WRITTEN EXERCISE:
Return the records in full, exactly as given.

DATA TO USE:
::::::

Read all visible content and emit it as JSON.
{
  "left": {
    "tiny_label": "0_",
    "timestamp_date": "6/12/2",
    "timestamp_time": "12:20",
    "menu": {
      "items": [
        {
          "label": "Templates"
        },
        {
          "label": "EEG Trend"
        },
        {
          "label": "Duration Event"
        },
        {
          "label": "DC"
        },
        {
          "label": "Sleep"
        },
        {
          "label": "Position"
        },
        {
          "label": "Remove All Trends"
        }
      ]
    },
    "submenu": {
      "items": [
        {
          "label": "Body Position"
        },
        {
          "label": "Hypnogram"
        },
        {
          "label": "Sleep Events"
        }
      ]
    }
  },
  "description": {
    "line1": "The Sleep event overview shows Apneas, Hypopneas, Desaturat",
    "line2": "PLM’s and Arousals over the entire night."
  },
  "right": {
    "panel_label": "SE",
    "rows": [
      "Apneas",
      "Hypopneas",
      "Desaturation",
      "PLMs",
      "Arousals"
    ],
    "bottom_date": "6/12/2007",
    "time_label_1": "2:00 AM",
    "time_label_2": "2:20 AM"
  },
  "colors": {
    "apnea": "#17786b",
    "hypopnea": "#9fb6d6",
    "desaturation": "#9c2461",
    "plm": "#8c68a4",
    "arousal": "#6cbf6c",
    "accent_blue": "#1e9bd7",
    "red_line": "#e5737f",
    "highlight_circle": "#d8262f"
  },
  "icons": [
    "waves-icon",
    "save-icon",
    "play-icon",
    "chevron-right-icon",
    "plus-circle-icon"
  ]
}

::::::

EXPECTED OUTPUT:
Read all visible content and emit it as JSON.
{
  "left": {
    "tiny_label": "0_",
    "timestamp_date": "6/12/2",
    "timestamp_time": "12:20",
    "menu": {
      "items": [
        {
          "label": "Templates"
        },
        {
          "label": "EEG Trend"
        },
        {
          "label": "Duration Event"
        },
        {
          "label": "DC"
        },
        {
          "label": "Sleep"
        },
        {
          "label": "Position"
        },
        {
          "label": "Remove All Trends"
        }
      ]
    },
    "submenu": {
      "items": [
        {
          "label": "Body Position"
        },
        {
          "label": "Hypnogram"
        },
        {
          "label": "Sleep Events"
        }
      ]
    }
  },
  "description": {
    "line1": "The Sleep event overview shows Apneas, Hypopneas, Desaturat",
    "line2": "PLM’s and Arousals over the entire night."
  },
  "right": {
    "panel_label": "SE",
    "rows": [
      "Apneas",
      "Hypopneas",
      "Desaturation",
      "PLMs",
      "Arousals"
    ],
    "bottom_date": "6/12/2007",
    "time_label_1": "2:00 AM",
    "time_label_2": "2:20 AM"
  },
  "colors": {
    "apnea": "#17786b",
    "hypopnea": "#9fb6d6",
    "desaturation": "#9c2461",
    "plm": "#8c68a4",
    "arousal": "#6cbf6c",
    "accent_blue": "#1e9bd7",
    "red_line": "#e5737f",
    "highlight_circle": "#d8262f"
  },
  "icons": [
    "waves-icon",
    "save-icon",
    "play-icon",
    "chevron-right-icon",
    "plus-circle-icon"
  ]
}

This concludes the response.